DIRECTION: From the listing below, pull out every line where the string "document" appears.

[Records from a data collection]
-----

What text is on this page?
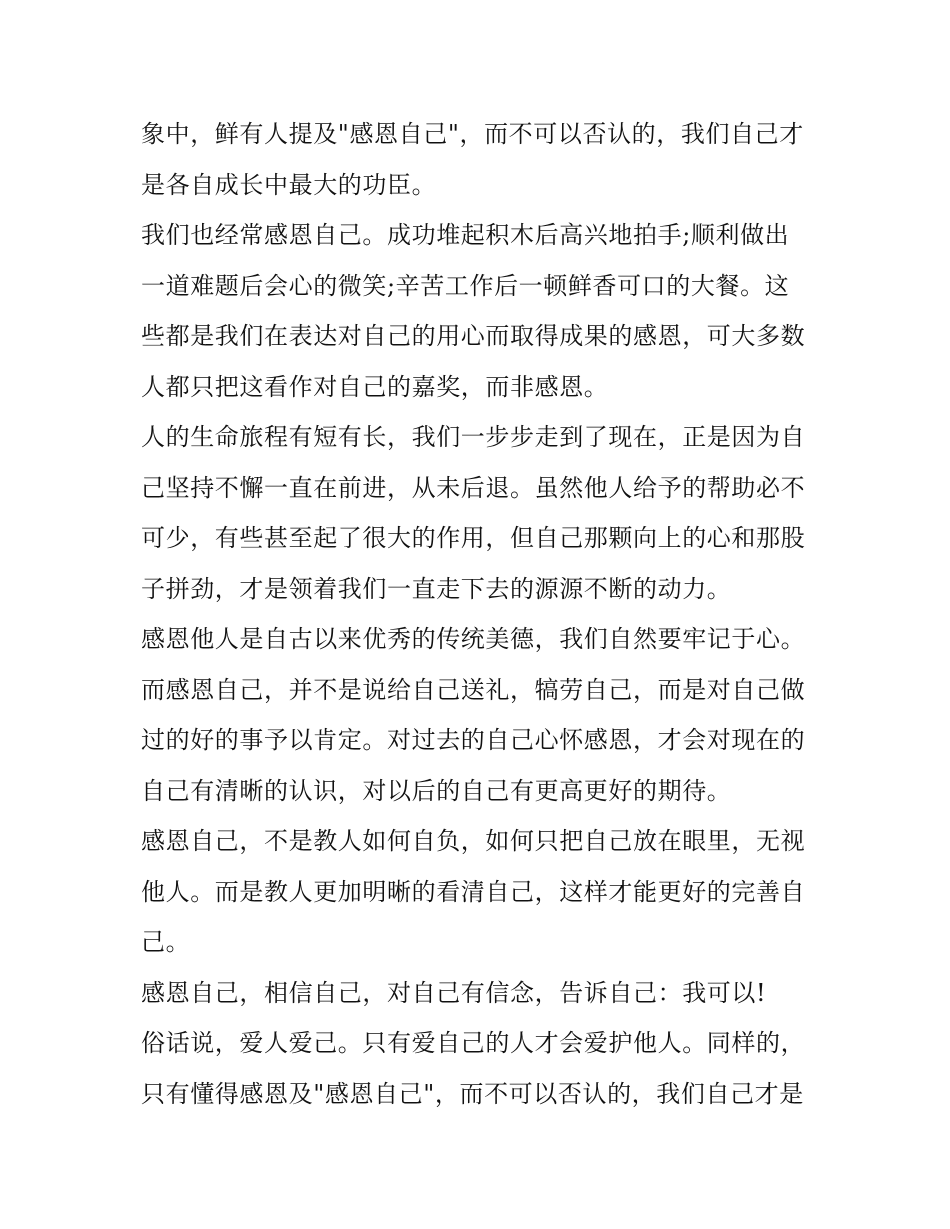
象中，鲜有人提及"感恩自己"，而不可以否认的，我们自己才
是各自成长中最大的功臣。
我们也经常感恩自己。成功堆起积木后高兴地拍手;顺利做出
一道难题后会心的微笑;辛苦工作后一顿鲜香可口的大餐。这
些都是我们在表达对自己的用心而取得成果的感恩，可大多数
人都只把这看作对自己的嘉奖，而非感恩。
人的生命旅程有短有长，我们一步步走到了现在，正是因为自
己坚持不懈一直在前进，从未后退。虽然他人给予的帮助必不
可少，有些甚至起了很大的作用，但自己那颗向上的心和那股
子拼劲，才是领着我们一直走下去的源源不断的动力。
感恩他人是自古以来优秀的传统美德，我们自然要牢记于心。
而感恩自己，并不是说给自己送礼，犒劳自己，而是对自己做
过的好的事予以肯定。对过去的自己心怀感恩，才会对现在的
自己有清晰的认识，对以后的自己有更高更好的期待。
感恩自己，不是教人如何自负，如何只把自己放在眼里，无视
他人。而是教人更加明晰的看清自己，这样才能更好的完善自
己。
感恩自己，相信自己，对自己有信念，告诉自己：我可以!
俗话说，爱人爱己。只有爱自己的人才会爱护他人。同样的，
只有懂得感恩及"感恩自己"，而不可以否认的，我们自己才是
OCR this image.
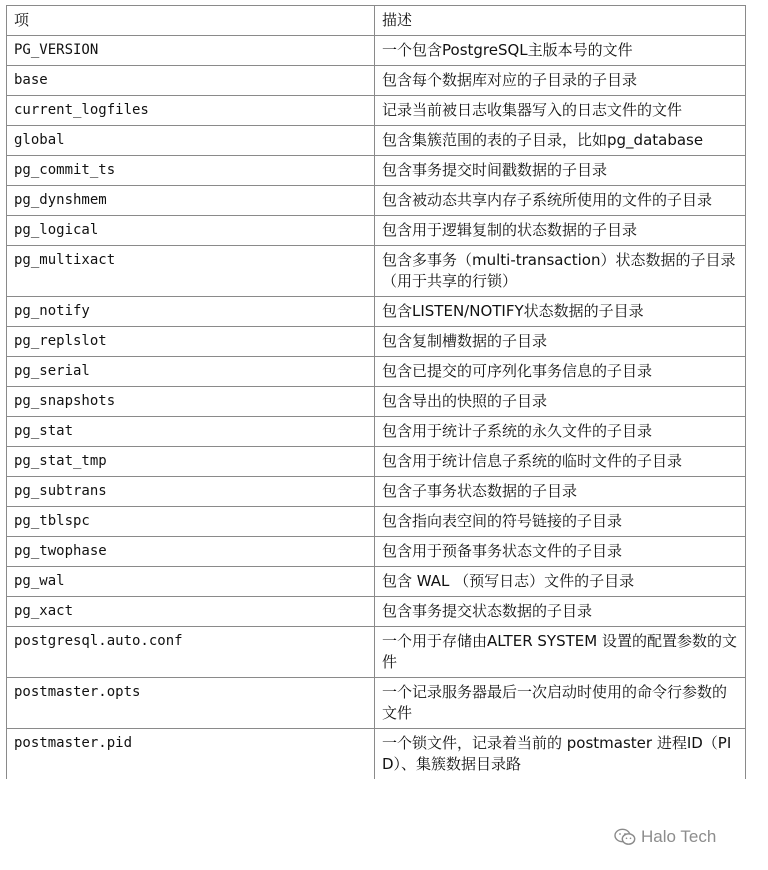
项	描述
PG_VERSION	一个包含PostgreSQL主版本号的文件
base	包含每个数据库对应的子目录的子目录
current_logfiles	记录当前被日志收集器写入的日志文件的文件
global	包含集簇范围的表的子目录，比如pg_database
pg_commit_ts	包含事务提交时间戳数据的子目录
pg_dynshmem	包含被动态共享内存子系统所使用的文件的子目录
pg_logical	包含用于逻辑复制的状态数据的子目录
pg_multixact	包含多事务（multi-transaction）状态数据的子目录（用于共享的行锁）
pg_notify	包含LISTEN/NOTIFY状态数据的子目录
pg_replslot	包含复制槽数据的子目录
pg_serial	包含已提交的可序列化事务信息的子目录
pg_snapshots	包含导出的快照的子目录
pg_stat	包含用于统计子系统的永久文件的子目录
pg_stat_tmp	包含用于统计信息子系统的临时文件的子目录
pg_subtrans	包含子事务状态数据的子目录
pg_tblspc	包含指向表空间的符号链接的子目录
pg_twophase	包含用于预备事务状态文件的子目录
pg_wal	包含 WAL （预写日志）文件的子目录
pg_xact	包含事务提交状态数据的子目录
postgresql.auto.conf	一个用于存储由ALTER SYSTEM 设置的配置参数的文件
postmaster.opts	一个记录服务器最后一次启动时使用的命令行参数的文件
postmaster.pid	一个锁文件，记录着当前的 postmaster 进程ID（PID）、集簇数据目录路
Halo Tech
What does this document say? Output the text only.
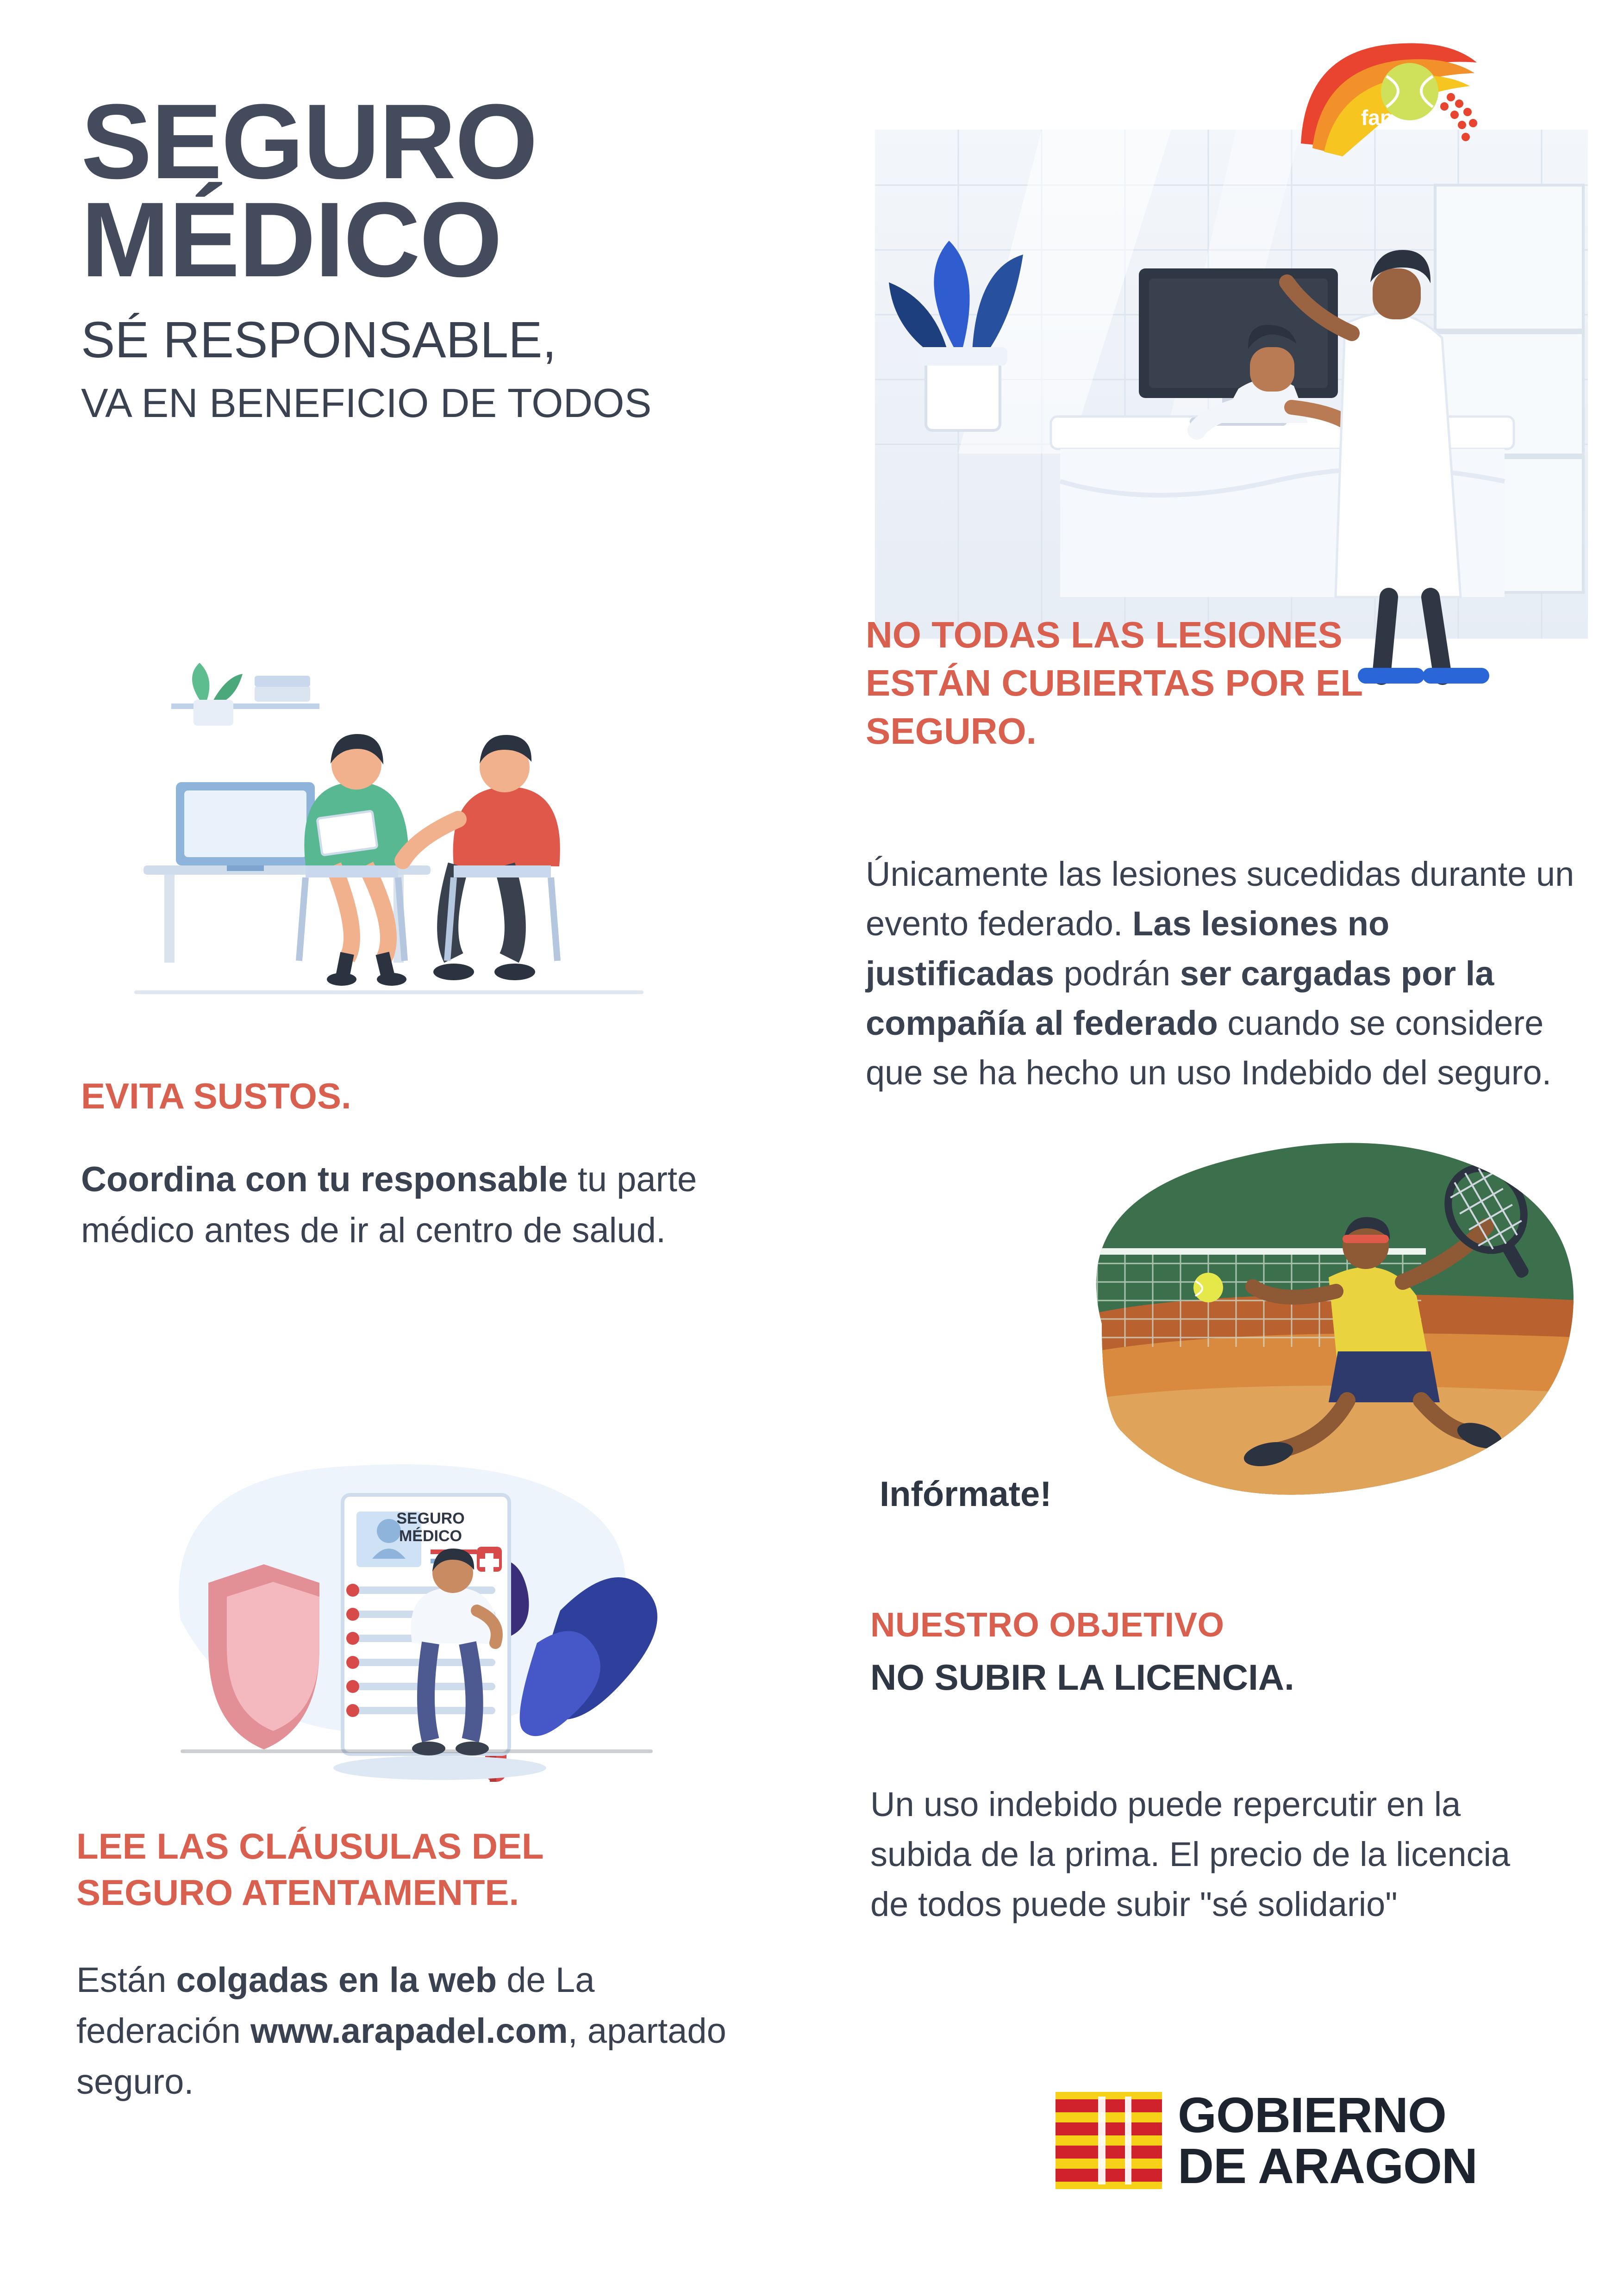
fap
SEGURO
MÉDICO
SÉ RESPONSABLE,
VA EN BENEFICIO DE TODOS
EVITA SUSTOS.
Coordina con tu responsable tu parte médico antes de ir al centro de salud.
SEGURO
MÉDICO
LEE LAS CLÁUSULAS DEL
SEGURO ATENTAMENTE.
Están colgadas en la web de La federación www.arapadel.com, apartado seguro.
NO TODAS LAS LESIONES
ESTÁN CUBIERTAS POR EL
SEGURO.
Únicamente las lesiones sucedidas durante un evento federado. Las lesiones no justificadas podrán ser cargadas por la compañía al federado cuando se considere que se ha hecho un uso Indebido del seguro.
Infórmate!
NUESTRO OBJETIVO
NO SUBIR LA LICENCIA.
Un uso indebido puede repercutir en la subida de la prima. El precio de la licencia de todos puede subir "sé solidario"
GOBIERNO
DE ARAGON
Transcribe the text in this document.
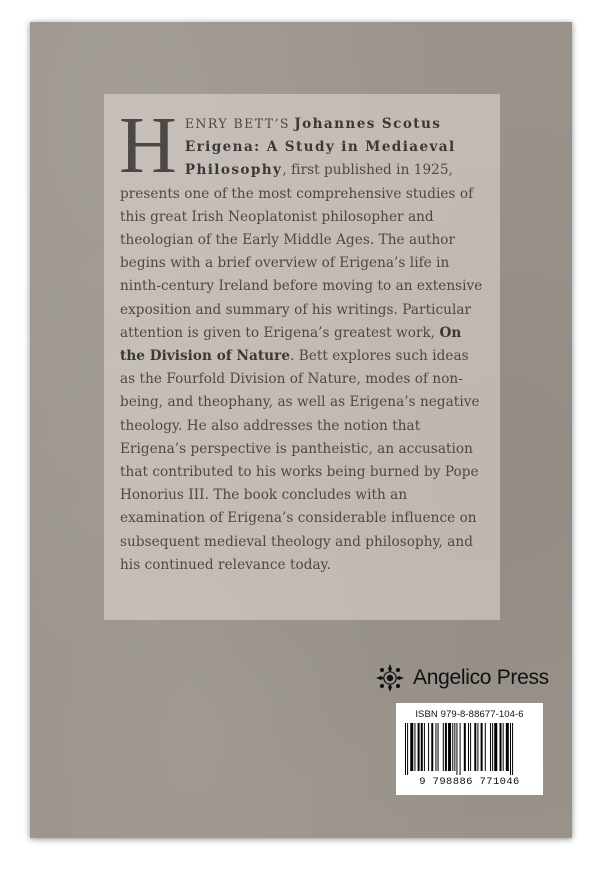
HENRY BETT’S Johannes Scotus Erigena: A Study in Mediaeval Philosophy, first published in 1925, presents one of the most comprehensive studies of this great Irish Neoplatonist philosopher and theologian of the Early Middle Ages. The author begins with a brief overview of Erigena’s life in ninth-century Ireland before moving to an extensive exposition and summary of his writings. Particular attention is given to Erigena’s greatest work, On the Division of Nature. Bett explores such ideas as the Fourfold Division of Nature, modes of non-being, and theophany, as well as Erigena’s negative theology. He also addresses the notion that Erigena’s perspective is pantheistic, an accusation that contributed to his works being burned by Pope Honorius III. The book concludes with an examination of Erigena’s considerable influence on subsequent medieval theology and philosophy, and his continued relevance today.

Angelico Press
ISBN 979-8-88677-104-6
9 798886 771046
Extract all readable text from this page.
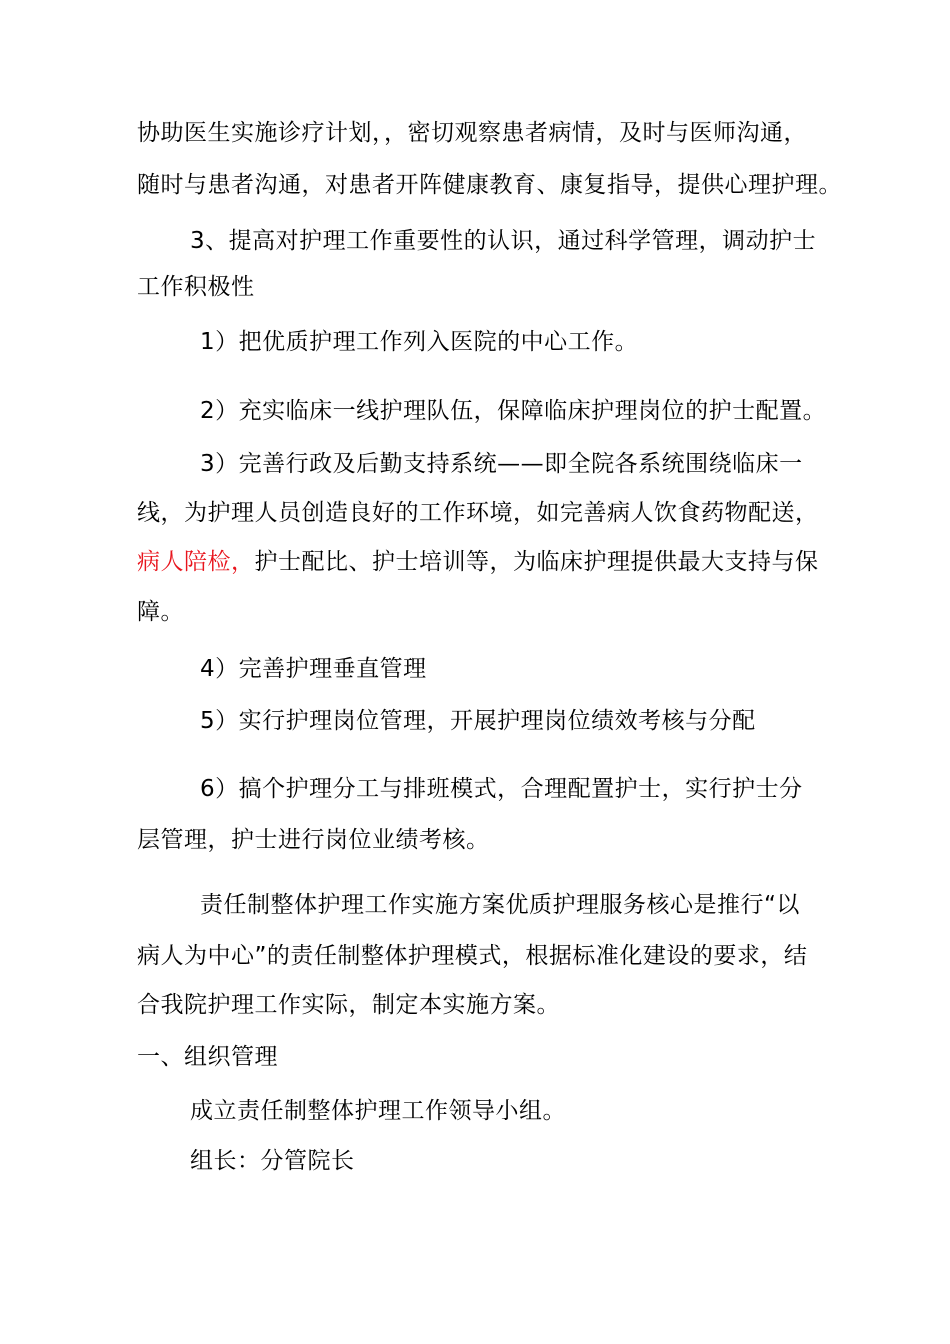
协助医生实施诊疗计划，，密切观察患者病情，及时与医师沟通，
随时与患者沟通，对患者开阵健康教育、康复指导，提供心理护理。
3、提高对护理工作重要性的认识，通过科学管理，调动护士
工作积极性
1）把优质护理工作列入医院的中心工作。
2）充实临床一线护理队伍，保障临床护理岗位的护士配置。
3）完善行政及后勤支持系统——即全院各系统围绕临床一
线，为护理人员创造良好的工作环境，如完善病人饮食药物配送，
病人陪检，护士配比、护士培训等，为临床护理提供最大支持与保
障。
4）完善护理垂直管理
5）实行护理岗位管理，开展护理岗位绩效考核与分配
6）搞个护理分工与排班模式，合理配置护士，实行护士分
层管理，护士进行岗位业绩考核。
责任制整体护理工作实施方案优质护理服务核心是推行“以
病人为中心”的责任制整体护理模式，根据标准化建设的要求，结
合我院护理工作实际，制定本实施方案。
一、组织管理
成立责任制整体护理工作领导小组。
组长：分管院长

-----

FULL SOLUTION:
What does this document say? Output the text only.
Transcribe the text in this document.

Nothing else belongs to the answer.